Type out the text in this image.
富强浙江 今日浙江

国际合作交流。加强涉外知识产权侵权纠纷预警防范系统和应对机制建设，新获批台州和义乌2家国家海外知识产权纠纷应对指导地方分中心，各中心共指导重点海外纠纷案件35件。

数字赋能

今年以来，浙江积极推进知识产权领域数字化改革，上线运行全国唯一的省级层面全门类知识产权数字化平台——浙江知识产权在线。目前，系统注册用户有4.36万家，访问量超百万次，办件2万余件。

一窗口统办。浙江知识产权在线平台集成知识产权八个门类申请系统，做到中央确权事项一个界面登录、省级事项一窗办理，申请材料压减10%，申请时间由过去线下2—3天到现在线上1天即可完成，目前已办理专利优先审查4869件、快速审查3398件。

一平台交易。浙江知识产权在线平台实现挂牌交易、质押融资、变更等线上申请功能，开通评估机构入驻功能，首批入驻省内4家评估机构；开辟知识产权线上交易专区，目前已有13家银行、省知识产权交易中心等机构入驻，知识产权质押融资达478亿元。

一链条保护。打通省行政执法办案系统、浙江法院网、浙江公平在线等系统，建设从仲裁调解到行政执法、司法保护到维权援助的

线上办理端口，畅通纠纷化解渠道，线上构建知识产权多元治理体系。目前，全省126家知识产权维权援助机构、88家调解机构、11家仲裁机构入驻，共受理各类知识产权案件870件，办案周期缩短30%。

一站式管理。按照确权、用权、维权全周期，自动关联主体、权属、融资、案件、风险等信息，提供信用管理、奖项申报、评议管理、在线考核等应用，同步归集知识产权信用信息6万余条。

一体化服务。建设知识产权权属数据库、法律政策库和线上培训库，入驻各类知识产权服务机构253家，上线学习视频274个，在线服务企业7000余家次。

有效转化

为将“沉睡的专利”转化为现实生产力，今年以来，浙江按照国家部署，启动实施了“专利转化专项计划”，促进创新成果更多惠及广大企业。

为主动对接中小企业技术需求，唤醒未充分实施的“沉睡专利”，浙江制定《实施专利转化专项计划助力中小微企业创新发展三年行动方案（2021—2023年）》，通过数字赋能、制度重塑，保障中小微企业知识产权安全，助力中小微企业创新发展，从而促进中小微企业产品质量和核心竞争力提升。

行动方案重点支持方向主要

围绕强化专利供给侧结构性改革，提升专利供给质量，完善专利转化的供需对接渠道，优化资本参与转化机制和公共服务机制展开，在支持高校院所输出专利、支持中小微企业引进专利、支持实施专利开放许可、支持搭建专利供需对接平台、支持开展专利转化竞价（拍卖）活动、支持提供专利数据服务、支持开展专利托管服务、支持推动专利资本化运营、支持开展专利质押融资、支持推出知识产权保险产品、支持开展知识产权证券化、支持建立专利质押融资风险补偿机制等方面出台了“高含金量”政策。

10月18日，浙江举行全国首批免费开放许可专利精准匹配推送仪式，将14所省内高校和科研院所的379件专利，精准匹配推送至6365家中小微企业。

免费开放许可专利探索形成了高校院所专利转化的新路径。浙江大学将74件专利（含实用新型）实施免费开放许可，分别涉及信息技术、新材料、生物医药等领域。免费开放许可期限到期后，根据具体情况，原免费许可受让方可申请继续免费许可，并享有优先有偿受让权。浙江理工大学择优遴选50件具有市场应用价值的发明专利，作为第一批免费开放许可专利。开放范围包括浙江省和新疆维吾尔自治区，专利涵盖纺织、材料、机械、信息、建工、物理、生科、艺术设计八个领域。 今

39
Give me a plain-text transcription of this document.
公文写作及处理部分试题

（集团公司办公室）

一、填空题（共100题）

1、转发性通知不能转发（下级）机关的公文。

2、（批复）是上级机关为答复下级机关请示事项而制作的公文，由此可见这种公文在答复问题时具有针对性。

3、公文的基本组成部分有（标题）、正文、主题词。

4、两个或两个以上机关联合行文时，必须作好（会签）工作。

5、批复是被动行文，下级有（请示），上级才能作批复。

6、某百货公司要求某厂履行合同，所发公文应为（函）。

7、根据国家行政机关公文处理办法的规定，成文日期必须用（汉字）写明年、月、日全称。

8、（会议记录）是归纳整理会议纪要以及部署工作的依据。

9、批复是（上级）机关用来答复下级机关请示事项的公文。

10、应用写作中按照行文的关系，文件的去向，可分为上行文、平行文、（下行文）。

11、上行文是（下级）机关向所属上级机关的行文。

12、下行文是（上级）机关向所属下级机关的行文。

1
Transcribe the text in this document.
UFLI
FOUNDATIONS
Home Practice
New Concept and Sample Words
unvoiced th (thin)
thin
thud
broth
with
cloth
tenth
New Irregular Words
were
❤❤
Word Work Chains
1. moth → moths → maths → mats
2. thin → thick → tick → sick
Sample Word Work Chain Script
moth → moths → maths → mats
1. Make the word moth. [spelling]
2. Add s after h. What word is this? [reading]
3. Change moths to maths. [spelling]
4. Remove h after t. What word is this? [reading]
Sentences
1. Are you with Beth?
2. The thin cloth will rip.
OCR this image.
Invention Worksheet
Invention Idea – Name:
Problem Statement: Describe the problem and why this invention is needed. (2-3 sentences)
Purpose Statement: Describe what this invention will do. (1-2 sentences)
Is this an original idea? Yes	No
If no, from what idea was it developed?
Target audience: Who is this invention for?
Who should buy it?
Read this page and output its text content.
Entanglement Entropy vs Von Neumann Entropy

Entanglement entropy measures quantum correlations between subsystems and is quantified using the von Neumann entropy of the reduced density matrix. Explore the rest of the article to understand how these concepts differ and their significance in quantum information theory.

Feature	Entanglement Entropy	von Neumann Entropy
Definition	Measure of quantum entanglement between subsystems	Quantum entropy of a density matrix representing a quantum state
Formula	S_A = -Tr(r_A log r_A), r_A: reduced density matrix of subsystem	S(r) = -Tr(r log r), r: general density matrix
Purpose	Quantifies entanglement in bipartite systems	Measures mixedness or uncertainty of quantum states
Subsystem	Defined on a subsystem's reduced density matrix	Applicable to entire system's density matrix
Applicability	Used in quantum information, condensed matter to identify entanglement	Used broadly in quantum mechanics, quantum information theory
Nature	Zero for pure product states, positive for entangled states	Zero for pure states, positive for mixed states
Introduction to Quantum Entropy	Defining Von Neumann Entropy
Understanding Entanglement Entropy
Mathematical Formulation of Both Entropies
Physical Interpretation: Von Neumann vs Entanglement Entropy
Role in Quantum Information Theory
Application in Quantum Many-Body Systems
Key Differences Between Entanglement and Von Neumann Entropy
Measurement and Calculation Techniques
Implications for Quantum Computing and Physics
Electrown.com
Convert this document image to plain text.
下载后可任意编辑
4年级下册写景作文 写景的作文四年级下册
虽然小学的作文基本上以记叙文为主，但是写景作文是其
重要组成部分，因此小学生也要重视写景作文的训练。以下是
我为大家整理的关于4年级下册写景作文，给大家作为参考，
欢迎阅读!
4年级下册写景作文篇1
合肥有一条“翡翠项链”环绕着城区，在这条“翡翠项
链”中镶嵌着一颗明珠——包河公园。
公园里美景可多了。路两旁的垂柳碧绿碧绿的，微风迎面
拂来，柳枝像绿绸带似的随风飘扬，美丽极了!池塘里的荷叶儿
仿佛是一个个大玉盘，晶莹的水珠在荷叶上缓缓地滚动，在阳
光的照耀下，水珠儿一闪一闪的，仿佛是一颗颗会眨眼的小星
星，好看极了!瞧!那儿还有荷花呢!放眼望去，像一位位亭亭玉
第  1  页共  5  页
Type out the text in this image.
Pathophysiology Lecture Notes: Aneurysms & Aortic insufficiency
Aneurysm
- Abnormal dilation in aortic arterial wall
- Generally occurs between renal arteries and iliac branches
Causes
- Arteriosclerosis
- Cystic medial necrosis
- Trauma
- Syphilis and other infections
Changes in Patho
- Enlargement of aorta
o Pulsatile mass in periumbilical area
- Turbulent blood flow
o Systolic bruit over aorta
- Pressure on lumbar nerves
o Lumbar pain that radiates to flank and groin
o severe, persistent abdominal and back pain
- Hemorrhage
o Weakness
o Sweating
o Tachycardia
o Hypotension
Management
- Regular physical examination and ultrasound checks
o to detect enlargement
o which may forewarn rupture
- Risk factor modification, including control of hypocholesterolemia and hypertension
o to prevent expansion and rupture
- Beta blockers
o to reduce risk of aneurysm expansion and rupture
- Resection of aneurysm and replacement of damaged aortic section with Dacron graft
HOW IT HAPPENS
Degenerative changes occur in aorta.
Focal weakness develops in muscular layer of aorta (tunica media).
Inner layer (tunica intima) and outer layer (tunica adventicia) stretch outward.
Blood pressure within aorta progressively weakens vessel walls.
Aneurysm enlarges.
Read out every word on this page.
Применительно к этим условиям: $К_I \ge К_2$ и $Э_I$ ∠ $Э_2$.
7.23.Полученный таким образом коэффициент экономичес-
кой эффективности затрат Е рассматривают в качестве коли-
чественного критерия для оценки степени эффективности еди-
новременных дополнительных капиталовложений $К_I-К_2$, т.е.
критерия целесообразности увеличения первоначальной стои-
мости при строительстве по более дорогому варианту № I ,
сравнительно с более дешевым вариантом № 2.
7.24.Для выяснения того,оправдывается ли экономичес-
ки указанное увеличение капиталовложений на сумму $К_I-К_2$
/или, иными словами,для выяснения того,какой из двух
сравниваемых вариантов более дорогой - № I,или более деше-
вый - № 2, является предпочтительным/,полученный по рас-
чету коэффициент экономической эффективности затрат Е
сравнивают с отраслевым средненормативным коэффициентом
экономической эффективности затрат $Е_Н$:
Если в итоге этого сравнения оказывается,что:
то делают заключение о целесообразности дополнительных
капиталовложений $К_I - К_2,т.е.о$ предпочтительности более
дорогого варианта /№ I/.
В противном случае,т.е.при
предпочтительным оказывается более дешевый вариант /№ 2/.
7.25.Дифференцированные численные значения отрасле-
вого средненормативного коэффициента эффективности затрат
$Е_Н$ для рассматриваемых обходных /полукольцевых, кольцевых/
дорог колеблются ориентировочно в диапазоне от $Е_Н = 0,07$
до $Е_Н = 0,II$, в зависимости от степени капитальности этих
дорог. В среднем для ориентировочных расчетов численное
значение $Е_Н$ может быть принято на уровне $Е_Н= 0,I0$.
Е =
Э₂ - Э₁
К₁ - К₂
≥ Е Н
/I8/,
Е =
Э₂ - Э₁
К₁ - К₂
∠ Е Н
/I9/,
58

────

Task goal:
Consider the entries above and return each line with the string "pain".

Answer to this exercise:
o Lumbar pain that radiates to flank and groin
o severe, persistent abdominal and back pain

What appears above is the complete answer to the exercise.